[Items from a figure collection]
|---|
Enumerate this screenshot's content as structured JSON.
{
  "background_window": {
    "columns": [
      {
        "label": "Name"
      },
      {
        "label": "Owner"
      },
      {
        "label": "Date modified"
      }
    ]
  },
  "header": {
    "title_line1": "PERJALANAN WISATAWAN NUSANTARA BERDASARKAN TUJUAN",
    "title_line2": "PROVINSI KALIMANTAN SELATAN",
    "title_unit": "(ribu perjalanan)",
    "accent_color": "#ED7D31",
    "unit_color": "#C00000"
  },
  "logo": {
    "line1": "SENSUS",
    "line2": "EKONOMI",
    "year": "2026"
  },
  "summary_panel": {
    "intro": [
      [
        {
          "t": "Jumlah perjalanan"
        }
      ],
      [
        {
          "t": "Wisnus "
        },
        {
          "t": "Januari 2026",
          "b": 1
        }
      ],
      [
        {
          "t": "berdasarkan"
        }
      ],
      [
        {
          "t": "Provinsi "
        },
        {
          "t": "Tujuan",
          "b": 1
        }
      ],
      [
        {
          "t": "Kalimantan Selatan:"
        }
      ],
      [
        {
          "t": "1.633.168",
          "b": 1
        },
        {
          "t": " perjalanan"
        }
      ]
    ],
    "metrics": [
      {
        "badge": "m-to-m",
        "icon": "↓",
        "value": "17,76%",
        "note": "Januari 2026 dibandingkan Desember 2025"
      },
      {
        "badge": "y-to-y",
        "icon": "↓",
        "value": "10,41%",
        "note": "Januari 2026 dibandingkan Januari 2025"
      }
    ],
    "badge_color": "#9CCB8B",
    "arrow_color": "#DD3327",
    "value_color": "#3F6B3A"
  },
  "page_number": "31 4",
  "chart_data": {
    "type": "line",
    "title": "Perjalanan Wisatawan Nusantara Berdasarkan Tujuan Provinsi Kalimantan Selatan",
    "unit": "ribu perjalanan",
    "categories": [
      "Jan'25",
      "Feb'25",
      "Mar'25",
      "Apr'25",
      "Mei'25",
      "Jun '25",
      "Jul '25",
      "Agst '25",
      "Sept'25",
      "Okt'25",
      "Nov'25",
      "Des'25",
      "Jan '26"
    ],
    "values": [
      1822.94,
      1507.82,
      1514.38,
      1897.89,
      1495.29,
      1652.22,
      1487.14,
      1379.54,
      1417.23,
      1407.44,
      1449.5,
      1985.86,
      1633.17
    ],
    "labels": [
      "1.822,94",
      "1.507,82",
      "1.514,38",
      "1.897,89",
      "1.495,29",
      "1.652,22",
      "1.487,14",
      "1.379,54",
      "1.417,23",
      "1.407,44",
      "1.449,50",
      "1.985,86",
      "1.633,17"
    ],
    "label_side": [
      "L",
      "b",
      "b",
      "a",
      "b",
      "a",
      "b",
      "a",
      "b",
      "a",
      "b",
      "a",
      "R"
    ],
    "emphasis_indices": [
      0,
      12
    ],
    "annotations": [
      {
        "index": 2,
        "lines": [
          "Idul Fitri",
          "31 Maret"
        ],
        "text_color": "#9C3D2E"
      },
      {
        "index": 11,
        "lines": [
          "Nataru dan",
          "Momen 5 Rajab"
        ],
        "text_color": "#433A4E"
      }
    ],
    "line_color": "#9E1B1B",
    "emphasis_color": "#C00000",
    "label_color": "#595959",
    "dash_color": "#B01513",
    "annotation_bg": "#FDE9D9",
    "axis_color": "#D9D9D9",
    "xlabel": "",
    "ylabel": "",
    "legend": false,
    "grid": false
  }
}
|---|
• WORK TO DO
All of the material must be reproduced exactly.

• RESPONSE FOR THIS EXERCISE
Enumerate this screenshot's content as structured JSON.
{
  "background_window": {
    "columns": [
      {
        "label": "Name"
      },
      {
        "label": "Owner"
      },
      {
        "label": "Date modified"
      }
    ]
  },
  "header": {
    "title_line1": "PERJALANAN WISATAWAN NUSANTARA BERDASARKAN TUJUAN",
    "title_line2": "PROVINSI KALIMANTAN SELATAN",
    "title_unit": "(ribu perjalanan)",
    "accent_color": "#ED7D31",
    "unit_color": "#C00000"
  },
  "logo": {
    "line1": "SENSUS",
    "line2": "EKONOMI",
    "year": "2026"
  },
  "summary_panel": {
    "intro": [
      [
        {
          "t": "Jumlah perjalanan"
        }
      ],
      [
        {
          "t": "Wisnus "
        },
        {
          "t": "Januari 2026",
          "b": 1
        }
      ],
      [
        {
          "t": "berdasarkan"
        }
      ],
      [
        {
          "t": "Provinsi "
        },
        {
          "t": "Tujuan",
          "b": 1
        }
      ],
      [
        {
          "t": "Kalimantan Selatan:"
        }
      ],
      [
        {
          "t": "1.633.168",
          "b": 1
        },
        {
          "t": " perjalanan"
        }
      ]
    ],
    "metrics": [
      {
        "badge": "m-to-m",
        "icon": "↓",
        "value": "17,76%",
        "note": "Januari 2026 dibandingkan Desember 2025"
      },
      {
        "badge": "y-to-y",
        "icon": "↓",
        "value": "10,41%",
        "note": "Januari 2026 dibandingkan Januari 2025"
      }
    ],
    "badge_color": "#9CCB8B",
    "arrow_color": "#DD3327",
    "value_color": "#3F6B3A"
  },
  "page_number": "31 4",
  "chart_data": {
    "type": "line",
    "title": "Perjalanan Wisatawan Nusantara Berdasarkan Tujuan Provinsi Kalimantan Selatan",
    "unit": "ribu perjalanan",
    "categories": [
      "Jan'25",
      "Feb'25",
      "Mar'25",
      "Apr'25",
      "Mei'25",
      "Jun '25",
      "Jul '25",
      "Agst '25",
      "Sept'25",
      "Okt'25",
      "Nov'25",
      "Des'25",
      "Jan '26"
    ],
    "values": [
      1822.94,
      1507.82,
      1514.38,
      1897.89,
      1495.29,
      1652.22,
      1487.14,
      1379.54,
      1417.23,
      1407.44,
      1449.5,
      1985.86,
      1633.17
    ],
    "labels": [
      "1.822,94",
      "1.507,82",
      "1.514,38",
      "1.897,89",
      "1.495,29",
      "1.652,22",
      "1.487,14",
      "1.379,54",
      "1.417,23",
      "1.407,44",
      "1.449,50",
      "1.985,86",
      "1.633,17"
    ],
    "label_side": [
      "L",
      "b",
      "b",
      "a",
      "b",
      "a",
      "b",
      "a",
      "b",
      "a",
      "b",
      "a",
      "R"
    ],
    "emphasis_indices": [
      0,
      12
    ],
    "annotations": [
      {
        "index": 2,
        "lines": [
          "Idul Fitri",
          "31 Maret"
        ],
        "text_color": "#9C3D2E"
      },
      {
        "index": 11,
        "lines": [
          "Nataru dan",
          "Momen 5 Rajab"
        ],
        "text_color": "#433A4E"
      }
    ],
    "line_color": "#9E1B1B",
    "emphasis_color": "#C00000",
    "label_color": "#595959",
    "dash_color": "#B01513",
    "annotation_bg": "#FDE9D9",
    "axis_color": "#D9D9D9",
    "xlabel": "",
    "ylabel": "",
    "legend": false,
    "grid": false
  }
}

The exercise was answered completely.